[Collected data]
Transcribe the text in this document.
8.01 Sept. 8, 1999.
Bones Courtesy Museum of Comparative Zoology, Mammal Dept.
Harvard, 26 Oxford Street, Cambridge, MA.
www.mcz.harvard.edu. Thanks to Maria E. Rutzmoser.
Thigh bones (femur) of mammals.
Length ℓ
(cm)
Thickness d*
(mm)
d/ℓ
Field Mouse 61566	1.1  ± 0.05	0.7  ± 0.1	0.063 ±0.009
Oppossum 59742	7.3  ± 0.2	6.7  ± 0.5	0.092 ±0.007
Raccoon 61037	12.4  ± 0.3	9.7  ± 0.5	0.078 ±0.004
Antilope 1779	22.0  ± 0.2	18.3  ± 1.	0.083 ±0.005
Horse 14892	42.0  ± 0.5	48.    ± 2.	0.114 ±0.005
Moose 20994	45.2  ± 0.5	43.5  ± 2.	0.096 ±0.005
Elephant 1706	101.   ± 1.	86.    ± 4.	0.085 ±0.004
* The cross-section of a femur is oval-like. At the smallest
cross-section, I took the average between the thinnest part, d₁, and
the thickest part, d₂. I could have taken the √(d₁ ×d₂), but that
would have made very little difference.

Instructions to follow –
Copy each record from above without leaving any out.

Answer to this problem –
Transcribe the text in this document.
8.01 Sept. 8, 1999.
Bones Courtesy Museum of Comparative Zoology, Mammal Dept.
Harvard, 26 Oxford Street, Cambridge, MA.
www.mcz.harvard.edu. Thanks to Maria E. Rutzmoser.
Thigh bones (femur) of mammals.
Length ℓ
(cm)
Thickness d*
(mm)
d/ℓ
Field Mouse 61566	1.1  ± 0.05	0.7  ± 0.1	0.063 ±0.009
Oppossum 59742	7.3  ± 0.2	6.7  ± 0.5	0.092 ±0.007
Raccoon 61037	12.4  ± 0.3	9.7  ± 0.5	0.078 ±0.004
Antilope 1779	22.0  ± 0.2	18.3  ± 1.	0.083 ±0.005
Horse 14892	42.0  ± 0.5	48.    ± 2.	0.114 ±0.005
Moose 20994	45.2  ± 0.5	43.5  ± 2.	0.096 ±0.005
Elephant 1706	101.   ± 1.	86.    ± 4.	0.085 ±0.004
* The cross-section of a femur is oval-like. At the smallest
cross-section, I took the average between the thinnest part, d₁, and
the thickest part, d₂. I could have taken the √(d₁ ×d₂), but that
would have made very little difference.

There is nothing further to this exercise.